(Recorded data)
-----

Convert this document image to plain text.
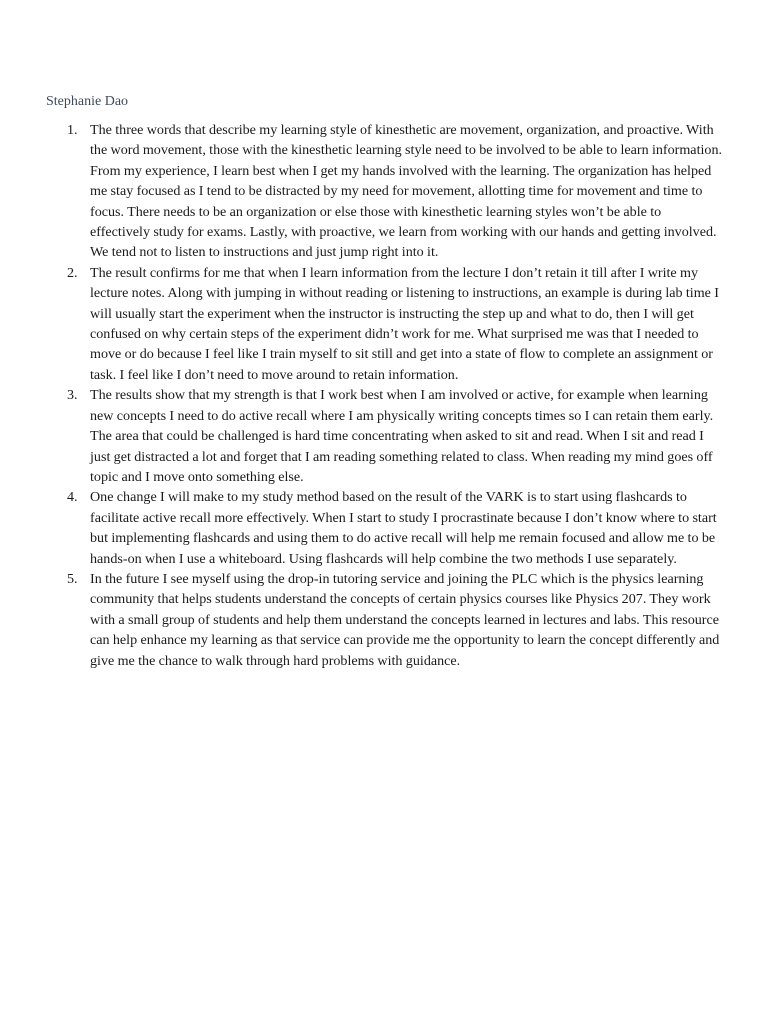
Stephanie Dao
1. The three words that describe my learning style of kinesthetic are movement, organization, and proactive. With the word movement, those with the kinesthetic learning style need to be involved to be able to learn information. From my experience, I learn best when I get my hands involved with the learning. The organization has helped me stay focused as I tend to be distracted by my need for movement, allotting time for movement and time to focus. There needs to be an organization or else those with kinesthetic learning styles won’t be able to effectively study for exams. Lastly, with proactive, we learn from working with our hands and getting involved. We tend not to listen to instructions and just jump right into it.
2. The result confirms for me that when I learn information from the lecture I don’t retain it till after I write my lecture notes. Along with jumping in without reading or listening to instructions, an example is during lab time I will usually start the experiment when the instructor is instructing the step up and what to do, then I will get confused on why certain steps of the experiment didn’t work for me. What surprised me was that I needed to move or do because I feel like I train myself to sit still and get into a state of flow to complete an assignment or task. I feel like I don’t need to move around to retain information.
3. The results show that my strength is that I work best when I am involved or active, for example when learning new concepts I need to do active recall where I am physically writing concepts times so I can retain them early. The area that could be challenged is hard time concentrating when asked to sit and read. When I sit and read I just get distracted a lot and forget that I am reading something related to class. When reading my mind goes off topic and I move onto something else.
4. One change I will make to my study method based on the result of the VARK is to start using flashcards to facilitate active recall more effectively. When I start to study I procrastinate because I don’t know where to start but implementing flashcards and using them to do active recall will help me remain focused and allow me to be hands-on when I use a whiteboard. Using flashcards will help combine the two methods I use separately.
5. In the future I see myself using the drop-in tutoring service and joining the PLC which is the physics learning community that helps students understand the concepts of certain physics courses like Physics 207. They work with a small group of students and help them understand the concepts learned in lectures and labs. This resource can help enhance my learning as that service can provide me the opportunity to learn the concept differently and give me the chance to walk through hard problems with guidance.
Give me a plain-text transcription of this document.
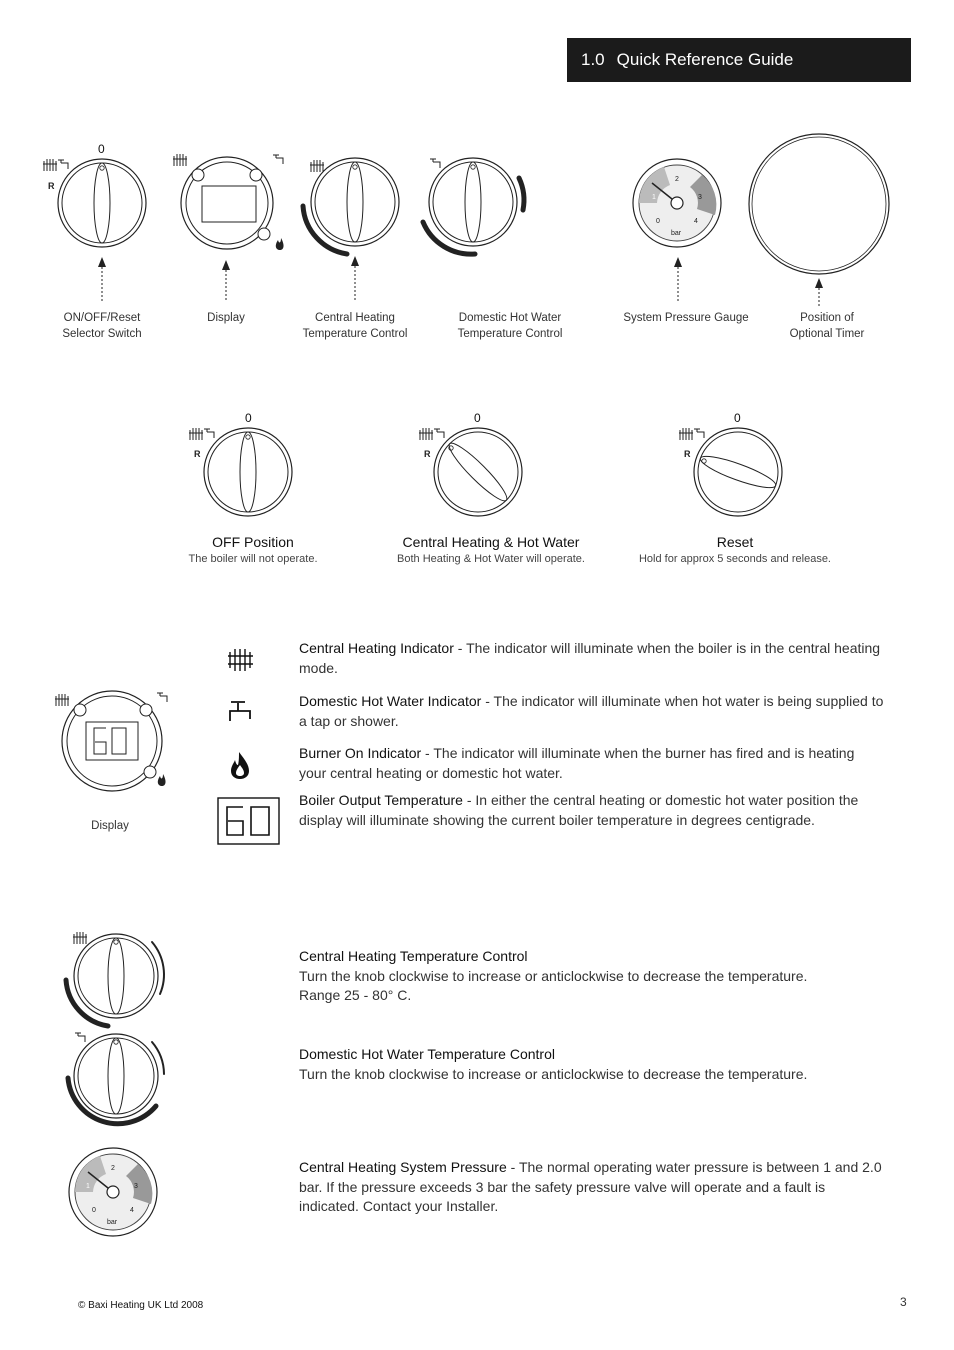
1.0 Quick Reference Guide
0
R
ON/OFF/Reset
Selector Switch
Display	Central Heating
Temperature Control
Domestic Hot Water
Temperature Control
0
1
2
3
4
bar
System Pressure Gauge	Position of
Optional Timer
0
R
OFF Position
The boiler will not operate.
0
R
Central Heating & Hot Water
Both Heating & Hot Water will operate.
0
R
Reset
Hold for approx 5 seconds and release.
Display
Central Heating Indicator - The indicator will illuminate when the boiler is in the central heating mode.
Domestic Hot Water Indicator - The indicator will illuminate when hot water is being supplied to a tap or shower.
Burner On Indicator - The indicator will illuminate when the burner has fired and is heating your central heating or domestic hot water.
Boiler Output Temperature - In either the central heating or domestic hot water position the display will illuminate showing the current boiler temperature in degrees centigrade.
Central Heating Temperature Control
Turn the knob clockwise to increase or anticlockwise to decrease the temperature.
Range 25 - 80° C.
Domestic Hot Water Temperature Control
Turn the knob clockwise to increase or anticlockwise to decrease the temperature.
0
1
2
3
4
bar
Central Heating System Pressure - The normal operating water pressure is between 1 and 2.0 bar. If the pressure exceeds 3 bar the safety pressure valve will operate and a fault is indicated. Contact your Installer.
© Baxi Heating UK Ltd 2008	3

-----

**Directions**: Quote each record exactly as it stands, minus the pictures.

**Exercise result**:
Convert this document image to plain text.
Stephanie Dao
1. The three words that describe my learning style of kinesthetic are movement, organization, and proactive. With the word movement, those with the kinesthetic learning style need to be involved to be able to learn information. From my experience, I learn best when I get my hands involved with the learning. The organization has helped me stay focused as I tend to be distracted by my need for movement, allotting time for movement and time to focus. There needs to be an organization or else those with kinesthetic learning styles won’t be able to effectively study for exams. Lastly, with proactive, we learn from working with our hands and getting involved. We tend not to listen to instructions and just jump right into it.
2. The result confirms for me that when I learn information from the lecture I don’t retain it till after I write my lecture notes. Along with jumping in without reading or listening to instructions, an example is during lab time I will usually start the experiment when the instructor is instructing the step up and what to do, then I will get confused on why certain steps of the experiment didn’t work for me. What surprised me was that I needed to move or do because I feel like I train myself to sit still and get into a state of flow to complete an assignment or task. I feel like I don’t need to move around to retain information.
3. The results show that my strength is that I work best when I am involved or active, for example when learning new concepts I need to do active recall where I am physically writing concepts times so I can retain them early. The area that could be challenged is hard time concentrating when asked to sit and read. When I sit and read I just get distracted a lot and forget that I am reading something related to class. When reading my mind goes off topic and I move onto something else.
4. One change I will make to my study method based on the result of the VARK is to start using flashcards to facilitate active recall more effectively. When I start to study I procrastinate because I don’t know where to start but implementing flashcards and using them to do active recall will help me remain focused and allow me to be hands-on when I use a whiteboard. Using flashcards will help combine the two methods I use separately.
5. In the future I see myself using the drop-in tutoring service and joining the PLC which is the physics learning community that helps students understand the concepts of certain physics courses like Physics 207. They work with a small group of students and help them understand the concepts learned in lectures and labs. This resource can help enhance my learning as that service can provide me the opportunity to learn the concept differently and give me the chance to walk through hard problems with guidance.
Give me a plain-text transcription of this document.
1.0 Quick Reference Guide
0
R
ON/OFF/Reset
Selector Switch
Display	Central Heating
Temperature Control
Domestic Hot Water
Temperature Control
0
1
2
3
4
bar
System Pressure Gauge	Position of
Optional Timer
0
R
OFF Position
The boiler will not operate.
0
R
Central Heating & Hot Water
Both Heating & Hot Water will operate.
0
R
Reset
Hold for approx 5 seconds and release.
Display
Central Heating Indicator - The indicator will illuminate when the boiler is in the central heating mode.
Domestic Hot Water Indicator - The indicator will illuminate when hot water is being supplied to a tap or shower.
Burner On Indicator - The indicator will illuminate when the burner has fired and is heating your central heating or domestic hot water.
Boiler Output Temperature - In either the central heating or domestic hot water position the display will illuminate showing the current boiler temperature in degrees centigrade.
Central Heating Temperature Control
Turn the knob clockwise to increase or anticlockwise to decrease the temperature.
Range 25 - 80° C.
Domestic Hot Water Temperature Control
Turn the knob clockwise to increase or anticlockwise to decrease the temperature.
0
1
2
3
4
bar
Central Heating System Pressure - The normal operating water pressure is between 1 and 2.0 bar. If the pressure exceeds 3 bar the safety pressure valve will operate and a fault is indicated. Contact your Installer.
© Baxi Heating UK Ltd 2008	3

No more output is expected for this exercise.